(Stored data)
################
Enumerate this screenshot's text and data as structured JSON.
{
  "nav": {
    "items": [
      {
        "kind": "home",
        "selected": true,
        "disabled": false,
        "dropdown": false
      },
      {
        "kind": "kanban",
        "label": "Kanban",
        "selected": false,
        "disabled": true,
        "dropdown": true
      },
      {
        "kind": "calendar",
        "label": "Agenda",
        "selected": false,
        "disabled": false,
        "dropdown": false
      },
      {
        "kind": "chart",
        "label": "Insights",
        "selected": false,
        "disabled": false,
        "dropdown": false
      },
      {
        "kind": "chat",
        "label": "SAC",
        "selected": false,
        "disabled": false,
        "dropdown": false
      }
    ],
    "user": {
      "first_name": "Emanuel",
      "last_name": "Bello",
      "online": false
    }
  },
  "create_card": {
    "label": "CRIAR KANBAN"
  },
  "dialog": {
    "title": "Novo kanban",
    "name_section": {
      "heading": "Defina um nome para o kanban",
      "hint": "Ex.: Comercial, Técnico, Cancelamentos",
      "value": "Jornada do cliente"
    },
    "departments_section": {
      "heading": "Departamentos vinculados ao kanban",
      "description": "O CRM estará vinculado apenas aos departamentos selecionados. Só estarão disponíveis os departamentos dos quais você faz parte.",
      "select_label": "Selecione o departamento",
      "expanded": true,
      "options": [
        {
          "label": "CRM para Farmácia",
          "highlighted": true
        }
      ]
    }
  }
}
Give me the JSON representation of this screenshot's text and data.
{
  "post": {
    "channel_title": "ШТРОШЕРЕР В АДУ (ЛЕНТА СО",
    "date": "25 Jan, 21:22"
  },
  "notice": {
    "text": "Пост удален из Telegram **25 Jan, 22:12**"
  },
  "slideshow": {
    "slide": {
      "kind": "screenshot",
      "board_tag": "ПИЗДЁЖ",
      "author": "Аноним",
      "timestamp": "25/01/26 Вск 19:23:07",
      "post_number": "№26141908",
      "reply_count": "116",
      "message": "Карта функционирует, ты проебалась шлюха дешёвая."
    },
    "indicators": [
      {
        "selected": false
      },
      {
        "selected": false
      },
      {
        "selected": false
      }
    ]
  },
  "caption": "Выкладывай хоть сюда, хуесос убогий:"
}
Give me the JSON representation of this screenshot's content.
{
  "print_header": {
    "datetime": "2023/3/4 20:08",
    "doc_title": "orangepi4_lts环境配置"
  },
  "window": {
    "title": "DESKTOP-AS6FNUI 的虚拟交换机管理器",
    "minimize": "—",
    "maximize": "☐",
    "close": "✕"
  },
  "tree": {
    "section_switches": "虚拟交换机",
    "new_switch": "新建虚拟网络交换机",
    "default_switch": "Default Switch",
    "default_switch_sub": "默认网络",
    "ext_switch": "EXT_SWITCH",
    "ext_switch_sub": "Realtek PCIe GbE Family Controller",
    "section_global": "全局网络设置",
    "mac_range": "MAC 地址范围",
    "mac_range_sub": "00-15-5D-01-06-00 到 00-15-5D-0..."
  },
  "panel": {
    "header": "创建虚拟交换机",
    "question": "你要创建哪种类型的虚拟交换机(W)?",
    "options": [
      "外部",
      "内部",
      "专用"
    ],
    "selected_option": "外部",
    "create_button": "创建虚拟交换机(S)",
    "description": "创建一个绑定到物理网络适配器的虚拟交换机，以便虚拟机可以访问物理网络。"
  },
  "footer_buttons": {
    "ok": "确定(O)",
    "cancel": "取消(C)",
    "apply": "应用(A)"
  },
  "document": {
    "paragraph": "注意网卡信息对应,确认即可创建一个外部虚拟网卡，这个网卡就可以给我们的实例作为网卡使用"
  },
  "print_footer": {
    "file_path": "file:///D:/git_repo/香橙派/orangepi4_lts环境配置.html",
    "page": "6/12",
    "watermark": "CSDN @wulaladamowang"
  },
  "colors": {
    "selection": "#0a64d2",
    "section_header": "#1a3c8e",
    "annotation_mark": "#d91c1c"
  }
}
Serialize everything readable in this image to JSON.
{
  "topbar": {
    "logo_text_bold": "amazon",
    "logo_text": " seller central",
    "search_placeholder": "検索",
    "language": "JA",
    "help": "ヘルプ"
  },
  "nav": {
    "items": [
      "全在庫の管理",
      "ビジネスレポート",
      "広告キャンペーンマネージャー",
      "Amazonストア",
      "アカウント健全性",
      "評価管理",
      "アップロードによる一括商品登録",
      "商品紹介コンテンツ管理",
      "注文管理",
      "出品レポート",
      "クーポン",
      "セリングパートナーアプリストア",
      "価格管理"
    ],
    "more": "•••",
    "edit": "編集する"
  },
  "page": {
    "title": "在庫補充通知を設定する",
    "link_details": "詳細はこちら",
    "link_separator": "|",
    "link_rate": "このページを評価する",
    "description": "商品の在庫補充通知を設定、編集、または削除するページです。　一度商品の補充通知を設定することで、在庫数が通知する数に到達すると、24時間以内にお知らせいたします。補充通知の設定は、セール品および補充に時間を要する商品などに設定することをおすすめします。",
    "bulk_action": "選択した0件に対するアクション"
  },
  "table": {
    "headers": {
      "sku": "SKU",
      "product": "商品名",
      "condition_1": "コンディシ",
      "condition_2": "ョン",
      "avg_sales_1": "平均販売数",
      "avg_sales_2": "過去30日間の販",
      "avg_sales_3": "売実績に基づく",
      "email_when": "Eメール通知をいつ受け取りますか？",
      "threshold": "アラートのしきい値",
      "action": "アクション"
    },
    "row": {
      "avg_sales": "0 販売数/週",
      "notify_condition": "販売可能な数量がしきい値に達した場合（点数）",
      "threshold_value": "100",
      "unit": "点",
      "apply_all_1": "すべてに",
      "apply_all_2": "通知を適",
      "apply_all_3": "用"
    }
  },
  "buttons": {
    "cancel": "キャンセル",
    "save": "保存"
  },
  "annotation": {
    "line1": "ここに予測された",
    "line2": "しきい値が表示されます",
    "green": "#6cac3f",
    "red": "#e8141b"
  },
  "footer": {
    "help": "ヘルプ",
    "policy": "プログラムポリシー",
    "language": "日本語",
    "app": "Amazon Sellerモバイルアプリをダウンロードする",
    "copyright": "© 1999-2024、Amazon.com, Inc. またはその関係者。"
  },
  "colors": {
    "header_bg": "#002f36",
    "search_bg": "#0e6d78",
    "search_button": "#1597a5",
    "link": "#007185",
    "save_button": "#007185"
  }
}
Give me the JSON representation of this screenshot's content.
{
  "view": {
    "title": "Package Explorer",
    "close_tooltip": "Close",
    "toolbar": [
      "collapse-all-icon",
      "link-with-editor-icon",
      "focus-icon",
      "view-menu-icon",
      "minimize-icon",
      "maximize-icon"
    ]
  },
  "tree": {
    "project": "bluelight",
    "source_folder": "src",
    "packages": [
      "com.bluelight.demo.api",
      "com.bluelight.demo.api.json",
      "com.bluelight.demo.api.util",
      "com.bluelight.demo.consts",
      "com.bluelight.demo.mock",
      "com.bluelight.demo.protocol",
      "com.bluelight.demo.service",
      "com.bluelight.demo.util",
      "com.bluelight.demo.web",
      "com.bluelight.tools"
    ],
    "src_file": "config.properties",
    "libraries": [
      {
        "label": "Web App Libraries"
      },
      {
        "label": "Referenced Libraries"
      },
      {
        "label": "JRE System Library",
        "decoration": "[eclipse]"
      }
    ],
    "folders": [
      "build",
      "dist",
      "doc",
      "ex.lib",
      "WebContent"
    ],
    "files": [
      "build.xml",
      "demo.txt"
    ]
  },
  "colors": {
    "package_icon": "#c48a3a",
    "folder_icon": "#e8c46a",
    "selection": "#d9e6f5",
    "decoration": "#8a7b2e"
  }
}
################
Written instruction: Print the records above exactly as they appear.

Problem solution:
Enumerate this screenshot's text and data as structured JSON.
{
  "nav": {
    "items": [
      {
        "kind": "home",
        "selected": true,
        "disabled": false,
        "dropdown": false
      },
      {
        "kind": "kanban",
        "label": "Kanban",
        "selected": false,
        "disabled": true,
        "dropdown": true
      },
      {
        "kind": "calendar",
        "label": "Agenda",
        "selected": false,
        "disabled": false,
        "dropdown": false
      },
      {
        "kind": "chart",
        "label": "Insights",
        "selected": false,
        "disabled": false,
        "dropdown": false
      },
      {
        "kind": "chat",
        "label": "SAC",
        "selected": false,
        "disabled": false,
        "dropdown": false
      }
    ],
    "user": {
      "first_name": "Emanuel",
      "last_name": "Bello",
      "online": false
    }
  },
  "create_card": {
    "label": "CRIAR KANBAN"
  },
  "dialog": {
    "title": "Novo kanban",
    "name_section": {
      "heading": "Defina um nome para o kanban",
      "hint": "Ex.: Comercial, Técnico, Cancelamentos",
      "value": "Jornada do cliente"
    },
    "departments_section": {
      "heading": "Departamentos vinculados ao kanban",
      "description": "O CRM estará vinculado apenas aos departamentos selecionados. Só estarão disponíveis os departamentos dos quais você faz parte.",
      "select_label": "Selecione o departamento",
      "expanded": true,
      "options": [
        {
          "label": "CRM para Farmácia",
          "highlighted": true
        }
      ]
    }
  }
}
Give me the JSON representation of this screenshot's text and data.
{
  "post": {
    "channel_title": "ШТРОШЕРЕР В АДУ (ЛЕНТА СО",
    "date": "25 Jan, 21:22"
  },
  "notice": {
    "text": "Пост удален из Telegram **25 Jan, 22:12**"
  },
  "slideshow": {
    "slide": {
      "kind": "screenshot",
      "board_tag": "ПИЗДЁЖ",
      "author": "Аноним",
      "timestamp": "25/01/26 Вск 19:23:07",
      "post_number": "№26141908",
      "reply_count": "116",
      "message": "Карта функционирует, ты проебалась шлюха дешёвая."
    },
    "indicators": [
      {
        "selected": false
      },
      {
        "selected": false
      },
      {
        "selected": false
      }
    ]
  },
  "caption": "Выкладывай хоть сюда, хуесос убогий:"
}
Give me the JSON representation of this screenshot's content.
{
  "print_header": {
    "datetime": "2023/3/4 20:08",
    "doc_title": "orangepi4_lts环境配置"
  },
  "window": {
    "title": "DESKTOP-AS6FNUI 的虚拟交换机管理器",
    "minimize": "—",
    "maximize": "☐",
    "close": "✕"
  },
  "tree": {
    "section_switches": "虚拟交换机",
    "new_switch": "新建虚拟网络交换机",
    "default_switch": "Default Switch",
    "default_switch_sub": "默认网络",
    "ext_switch": "EXT_SWITCH",
    "ext_switch_sub": "Realtek PCIe GbE Family Controller",
    "section_global": "全局网络设置",
    "mac_range": "MAC 地址范围",
    "mac_range_sub": "00-15-5D-01-06-00 到 00-15-5D-0..."
  },
  "panel": {
    "header": "创建虚拟交换机",
    "question": "你要创建哪种类型的虚拟交换机(W)?",
    "options": [
      "外部",
      "内部",
      "专用"
    ],
    "selected_option": "外部",
    "create_button": "创建虚拟交换机(S)",
    "description": "创建一个绑定到物理网络适配器的虚拟交换机，以便虚拟机可以访问物理网络。"
  },
  "footer_buttons": {
    "ok": "确定(O)",
    "cancel": "取消(C)",
    "apply": "应用(A)"
  },
  "document": {
    "paragraph": "注意网卡信息对应,确认即可创建一个外部虚拟网卡，这个网卡就可以给我们的实例作为网卡使用"
  },
  "print_footer": {
    "file_path": "file:///D:/git_repo/香橙派/orangepi4_lts环境配置.html",
    "page": "6/12",
    "watermark": "CSDN @wulaladamowang"
  },
  "colors": {
    "selection": "#0a64d2",
    "section_header": "#1a3c8e",
    "annotation_mark": "#d91c1c"
  }
}
Serialize everything readable in this image to JSON.
{
  "topbar": {
    "logo_text_bold": "amazon",
    "logo_text": " seller central",
    "search_placeholder": "検索",
    "language": "JA",
    "help": "ヘルプ"
  },
  "nav": {
    "items": [
      "全在庫の管理",
      "ビジネスレポート",
      "広告キャンペーンマネージャー",
      "Amazonストア",
      "アカウント健全性",
      "評価管理",
      "アップロードによる一括商品登録",
      "商品紹介コンテンツ管理",
      "注文管理",
      "出品レポート",
      "クーポン",
      "セリングパートナーアプリストア",
      "価格管理"
    ],
    "more": "•••",
    "edit": "編集する"
  },
  "page": {
    "title": "在庫補充通知を設定する",
    "link_details": "詳細はこちら",
    "link_separator": "|",
    "link_rate": "このページを評価する",
    "description": "商品の在庫補充通知を設定、編集、または削除するページです。　一度商品の補充通知を設定することで、在庫数が通知する数に到達すると、24時間以内にお知らせいたします。補充通知の設定は、セール品および補充に時間を要する商品などに設定することをおすすめします。",
    "bulk_action": "選択した0件に対するアクション"
  },
  "table": {
    "headers": {
      "sku": "SKU",
      "product": "商品名",
      "condition_1": "コンディシ",
      "condition_2": "ョン",
      "avg_sales_1": "平均販売数",
      "avg_sales_2": "過去30日間の販",
      "avg_sales_3": "売実績に基づく",
      "email_when": "Eメール通知をいつ受け取りますか？",
      "threshold": "アラートのしきい値",
      "action": "アクション"
    },
    "row": {
      "avg_sales": "0 販売数/週",
      "notify_condition": "販売可能な数量がしきい値に達した場合（点数）",
      "threshold_value": "100",
      "unit": "点",
      "apply_all_1": "すべてに",
      "apply_all_2": "通知を適",
      "apply_all_3": "用"
    }
  },
  "buttons": {
    "cancel": "キャンセル",
    "save": "保存"
  },
  "annotation": {
    "line1": "ここに予測された",
    "line2": "しきい値が表示されます",
    "green": "#6cac3f",
    "red": "#e8141b"
  },
  "footer": {
    "help": "ヘルプ",
    "policy": "プログラムポリシー",
    "language": "日本語",
    "app": "Amazon Sellerモバイルアプリをダウンロードする",
    "copyright": "© 1999-2024、Amazon.com, Inc. またはその関係者。"
  },
  "colors": {
    "header_bg": "#002f36",
    "search_bg": "#0e6d78",
    "search_button": "#1597a5",
    "link": "#007185",
    "save_button": "#007185"
  }
}
Give me the JSON representation of this screenshot's content.
{
  "view": {
    "title": "Package Explorer",
    "close_tooltip": "Close",
    "toolbar": [
      "collapse-all-icon",
      "link-with-editor-icon",
      "focus-icon",
      "view-menu-icon",
      "minimize-icon",
      "maximize-icon"
    ]
  },
  "tree": {
    "project": "bluelight",
    "source_folder": "src",
    "packages": [
      "com.bluelight.demo.api",
      "com.bluelight.demo.api.json",
      "com.bluelight.demo.api.util",
      "com.bluelight.demo.consts",
      "com.bluelight.demo.mock",
      "com.bluelight.demo.protocol",
      "com.bluelight.demo.service",
      "com.bluelight.demo.util",
      "com.bluelight.demo.web",
      "com.bluelight.tools"
    ],
    "src_file": "config.properties",
    "libraries": [
      {
        "label": "Web App Libraries"
      },
      {
        "label": "Referenced Libraries"
      },
      {
        "label": "JRE System Library",
        "decoration": "[eclipse]"
      }
    ],
    "folders": [
      "build",
      "dist",
      "doc",
      "ex.lib",
      "WebContent"
    ],
    "files": [
      "build.xml",
      "demo.txt"
    ]
  },
  "colors": {
    "package_icon": "#c48a3a",
    "folder_icon": "#e8c46a",
    "selection": "#d9e6f5",
    "decoration": "#8a7b2e"
  }
}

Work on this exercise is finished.